WORK TO COMPLETE.
Search the material below for the string "Daehak" and list each line that holds it.

EXERCISE MATERIALS.

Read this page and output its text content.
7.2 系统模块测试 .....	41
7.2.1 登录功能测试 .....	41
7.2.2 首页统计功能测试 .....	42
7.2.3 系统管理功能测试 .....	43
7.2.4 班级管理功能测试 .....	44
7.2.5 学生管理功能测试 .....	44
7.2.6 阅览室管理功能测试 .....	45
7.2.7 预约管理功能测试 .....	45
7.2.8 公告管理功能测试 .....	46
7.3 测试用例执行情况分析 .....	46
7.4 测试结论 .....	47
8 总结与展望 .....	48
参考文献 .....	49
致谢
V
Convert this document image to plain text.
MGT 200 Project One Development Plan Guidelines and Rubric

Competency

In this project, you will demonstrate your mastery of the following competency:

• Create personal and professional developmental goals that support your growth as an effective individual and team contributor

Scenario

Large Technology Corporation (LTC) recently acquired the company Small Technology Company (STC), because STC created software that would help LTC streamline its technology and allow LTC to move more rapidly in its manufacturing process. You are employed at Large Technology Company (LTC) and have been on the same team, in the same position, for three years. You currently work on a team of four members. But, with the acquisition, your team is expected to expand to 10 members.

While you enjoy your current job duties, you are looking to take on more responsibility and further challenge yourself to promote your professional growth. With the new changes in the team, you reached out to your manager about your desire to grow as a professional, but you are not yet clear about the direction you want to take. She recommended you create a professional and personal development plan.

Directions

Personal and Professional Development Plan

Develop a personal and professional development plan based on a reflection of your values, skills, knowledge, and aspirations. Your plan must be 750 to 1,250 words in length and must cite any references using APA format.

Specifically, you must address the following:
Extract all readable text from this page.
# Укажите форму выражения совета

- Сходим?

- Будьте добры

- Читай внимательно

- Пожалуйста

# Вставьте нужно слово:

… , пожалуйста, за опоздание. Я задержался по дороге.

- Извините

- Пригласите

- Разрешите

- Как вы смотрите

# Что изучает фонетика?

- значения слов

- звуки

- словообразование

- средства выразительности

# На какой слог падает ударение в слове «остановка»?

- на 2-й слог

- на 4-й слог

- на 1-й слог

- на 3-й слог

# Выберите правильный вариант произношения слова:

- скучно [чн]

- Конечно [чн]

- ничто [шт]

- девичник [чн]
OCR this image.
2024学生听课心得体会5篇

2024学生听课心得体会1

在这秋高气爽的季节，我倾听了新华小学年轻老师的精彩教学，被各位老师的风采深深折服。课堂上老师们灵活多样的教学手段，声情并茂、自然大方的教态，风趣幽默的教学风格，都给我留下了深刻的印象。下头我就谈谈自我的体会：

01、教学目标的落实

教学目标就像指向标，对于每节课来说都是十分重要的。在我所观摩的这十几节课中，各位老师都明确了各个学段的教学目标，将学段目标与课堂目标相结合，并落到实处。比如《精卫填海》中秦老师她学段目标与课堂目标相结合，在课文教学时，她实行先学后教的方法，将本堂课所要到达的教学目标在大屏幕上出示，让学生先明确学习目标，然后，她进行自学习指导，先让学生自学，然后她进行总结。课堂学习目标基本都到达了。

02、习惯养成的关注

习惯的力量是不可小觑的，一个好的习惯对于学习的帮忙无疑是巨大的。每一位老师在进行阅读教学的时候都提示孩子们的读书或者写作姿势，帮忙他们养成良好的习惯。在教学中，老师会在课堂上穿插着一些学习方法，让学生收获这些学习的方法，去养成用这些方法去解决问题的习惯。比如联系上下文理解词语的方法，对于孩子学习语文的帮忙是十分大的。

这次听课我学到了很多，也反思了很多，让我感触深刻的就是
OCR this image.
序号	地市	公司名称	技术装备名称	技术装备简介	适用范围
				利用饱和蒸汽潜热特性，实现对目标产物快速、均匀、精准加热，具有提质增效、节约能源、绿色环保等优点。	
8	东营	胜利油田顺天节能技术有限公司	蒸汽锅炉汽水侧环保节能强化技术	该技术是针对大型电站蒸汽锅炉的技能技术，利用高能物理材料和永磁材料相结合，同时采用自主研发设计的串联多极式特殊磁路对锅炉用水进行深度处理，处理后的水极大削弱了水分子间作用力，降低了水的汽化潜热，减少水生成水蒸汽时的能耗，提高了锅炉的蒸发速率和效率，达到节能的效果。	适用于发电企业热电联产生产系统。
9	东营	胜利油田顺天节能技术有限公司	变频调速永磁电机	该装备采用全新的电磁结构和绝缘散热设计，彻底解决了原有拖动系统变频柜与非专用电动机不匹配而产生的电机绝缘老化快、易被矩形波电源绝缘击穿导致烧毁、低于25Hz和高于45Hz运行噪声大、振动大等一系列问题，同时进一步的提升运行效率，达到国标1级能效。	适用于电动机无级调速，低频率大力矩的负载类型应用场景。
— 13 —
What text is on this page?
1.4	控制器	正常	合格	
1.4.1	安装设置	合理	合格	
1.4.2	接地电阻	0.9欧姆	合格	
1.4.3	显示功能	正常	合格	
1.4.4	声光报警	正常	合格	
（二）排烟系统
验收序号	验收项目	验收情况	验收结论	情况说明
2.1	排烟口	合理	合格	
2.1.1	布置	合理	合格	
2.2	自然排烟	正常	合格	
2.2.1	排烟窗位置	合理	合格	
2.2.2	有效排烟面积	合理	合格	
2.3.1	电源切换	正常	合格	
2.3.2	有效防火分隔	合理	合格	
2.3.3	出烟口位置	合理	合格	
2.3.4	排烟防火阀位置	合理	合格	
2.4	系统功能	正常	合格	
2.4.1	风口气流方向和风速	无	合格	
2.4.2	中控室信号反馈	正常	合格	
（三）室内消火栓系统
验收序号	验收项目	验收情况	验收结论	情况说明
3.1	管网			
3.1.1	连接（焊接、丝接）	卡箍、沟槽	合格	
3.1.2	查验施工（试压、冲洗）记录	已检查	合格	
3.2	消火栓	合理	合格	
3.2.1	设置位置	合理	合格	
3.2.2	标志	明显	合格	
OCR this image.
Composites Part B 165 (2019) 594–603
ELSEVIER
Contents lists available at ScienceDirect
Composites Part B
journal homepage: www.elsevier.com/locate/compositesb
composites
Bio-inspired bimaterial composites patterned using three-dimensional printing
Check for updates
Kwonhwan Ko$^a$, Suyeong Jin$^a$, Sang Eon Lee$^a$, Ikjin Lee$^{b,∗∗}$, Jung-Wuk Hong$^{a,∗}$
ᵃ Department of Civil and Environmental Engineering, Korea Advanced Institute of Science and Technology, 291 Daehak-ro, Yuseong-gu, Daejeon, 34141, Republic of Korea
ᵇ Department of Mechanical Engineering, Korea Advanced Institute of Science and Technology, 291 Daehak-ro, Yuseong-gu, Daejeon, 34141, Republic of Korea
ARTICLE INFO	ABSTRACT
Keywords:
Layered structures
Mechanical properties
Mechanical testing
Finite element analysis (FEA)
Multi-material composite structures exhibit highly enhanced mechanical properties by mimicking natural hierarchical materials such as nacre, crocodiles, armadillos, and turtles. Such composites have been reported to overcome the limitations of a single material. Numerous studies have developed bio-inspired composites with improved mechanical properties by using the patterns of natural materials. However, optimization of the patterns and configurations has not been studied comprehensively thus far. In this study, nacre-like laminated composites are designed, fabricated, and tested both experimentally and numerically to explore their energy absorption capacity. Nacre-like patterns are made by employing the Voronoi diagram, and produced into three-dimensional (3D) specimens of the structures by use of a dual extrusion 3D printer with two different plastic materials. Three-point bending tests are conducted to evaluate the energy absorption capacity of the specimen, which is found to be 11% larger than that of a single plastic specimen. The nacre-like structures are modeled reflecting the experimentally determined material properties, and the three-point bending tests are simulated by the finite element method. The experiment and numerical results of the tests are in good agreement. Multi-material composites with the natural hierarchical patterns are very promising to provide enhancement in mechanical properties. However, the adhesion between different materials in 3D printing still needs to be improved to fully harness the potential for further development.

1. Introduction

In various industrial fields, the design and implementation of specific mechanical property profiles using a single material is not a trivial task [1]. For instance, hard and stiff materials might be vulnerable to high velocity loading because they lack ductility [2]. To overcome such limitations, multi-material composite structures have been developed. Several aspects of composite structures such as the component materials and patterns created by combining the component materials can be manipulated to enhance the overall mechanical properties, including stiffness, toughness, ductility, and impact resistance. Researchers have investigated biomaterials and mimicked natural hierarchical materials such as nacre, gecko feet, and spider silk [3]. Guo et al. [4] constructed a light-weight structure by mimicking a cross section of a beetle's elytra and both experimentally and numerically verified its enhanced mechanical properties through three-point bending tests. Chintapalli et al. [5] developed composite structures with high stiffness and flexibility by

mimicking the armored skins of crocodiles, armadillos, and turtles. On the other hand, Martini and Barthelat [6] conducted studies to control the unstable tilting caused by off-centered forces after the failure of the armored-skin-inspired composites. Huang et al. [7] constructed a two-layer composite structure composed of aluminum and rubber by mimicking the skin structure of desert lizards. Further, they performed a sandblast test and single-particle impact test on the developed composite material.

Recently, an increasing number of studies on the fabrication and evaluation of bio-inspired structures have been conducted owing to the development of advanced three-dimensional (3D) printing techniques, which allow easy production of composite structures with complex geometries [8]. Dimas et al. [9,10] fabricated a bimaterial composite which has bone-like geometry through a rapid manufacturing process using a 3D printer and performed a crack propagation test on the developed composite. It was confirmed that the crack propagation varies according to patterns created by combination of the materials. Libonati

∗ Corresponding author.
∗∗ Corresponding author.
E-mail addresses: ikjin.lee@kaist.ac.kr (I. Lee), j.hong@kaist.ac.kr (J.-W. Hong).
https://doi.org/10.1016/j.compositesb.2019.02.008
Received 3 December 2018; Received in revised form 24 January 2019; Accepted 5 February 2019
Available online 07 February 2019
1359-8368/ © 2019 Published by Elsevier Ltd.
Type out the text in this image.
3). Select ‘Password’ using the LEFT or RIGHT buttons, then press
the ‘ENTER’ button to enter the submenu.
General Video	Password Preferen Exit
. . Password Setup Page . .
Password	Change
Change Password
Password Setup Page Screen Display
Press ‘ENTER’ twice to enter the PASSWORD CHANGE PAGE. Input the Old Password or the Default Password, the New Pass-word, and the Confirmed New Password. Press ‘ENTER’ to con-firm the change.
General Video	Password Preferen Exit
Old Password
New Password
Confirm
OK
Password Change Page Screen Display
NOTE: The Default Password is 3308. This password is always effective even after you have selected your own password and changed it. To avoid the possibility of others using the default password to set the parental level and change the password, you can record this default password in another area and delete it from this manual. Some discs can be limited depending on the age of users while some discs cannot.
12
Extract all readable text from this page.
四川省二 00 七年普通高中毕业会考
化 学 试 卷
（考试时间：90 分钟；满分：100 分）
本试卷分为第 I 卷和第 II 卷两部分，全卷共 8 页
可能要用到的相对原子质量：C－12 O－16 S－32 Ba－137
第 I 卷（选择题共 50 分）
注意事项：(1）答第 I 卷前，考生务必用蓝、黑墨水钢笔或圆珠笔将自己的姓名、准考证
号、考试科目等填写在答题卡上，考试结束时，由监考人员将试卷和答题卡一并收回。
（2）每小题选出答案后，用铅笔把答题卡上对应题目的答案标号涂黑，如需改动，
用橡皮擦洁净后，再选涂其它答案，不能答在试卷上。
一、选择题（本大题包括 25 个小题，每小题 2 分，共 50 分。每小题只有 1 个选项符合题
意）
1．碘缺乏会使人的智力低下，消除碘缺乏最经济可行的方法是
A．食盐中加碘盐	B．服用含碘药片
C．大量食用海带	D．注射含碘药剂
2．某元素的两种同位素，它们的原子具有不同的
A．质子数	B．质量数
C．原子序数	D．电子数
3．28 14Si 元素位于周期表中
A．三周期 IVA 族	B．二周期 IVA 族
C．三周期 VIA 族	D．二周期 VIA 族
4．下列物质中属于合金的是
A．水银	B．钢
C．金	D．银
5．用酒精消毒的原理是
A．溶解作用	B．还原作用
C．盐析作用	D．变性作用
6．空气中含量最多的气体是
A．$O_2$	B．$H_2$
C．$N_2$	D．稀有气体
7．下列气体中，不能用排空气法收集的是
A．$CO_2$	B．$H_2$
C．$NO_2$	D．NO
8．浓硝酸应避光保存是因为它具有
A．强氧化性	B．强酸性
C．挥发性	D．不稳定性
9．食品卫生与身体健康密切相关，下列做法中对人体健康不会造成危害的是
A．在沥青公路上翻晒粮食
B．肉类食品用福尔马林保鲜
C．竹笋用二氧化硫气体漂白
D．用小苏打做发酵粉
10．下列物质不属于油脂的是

OUTPUT FOR THIS EXERCISE.
ᵃ Department of Civil and Environmental Engineering, Korea Advanced Institute of Science and Technology, 291 Daehak-ro, Yuseong-gu, Daejeon, 34141, Republic of Korea
ᵇ Department of Mechanical Engineering, Korea Advanced Institute of Science and Technology, 291 Daehak-ro, Yuseong-gu, Daejeon, 34141, Republic of Korea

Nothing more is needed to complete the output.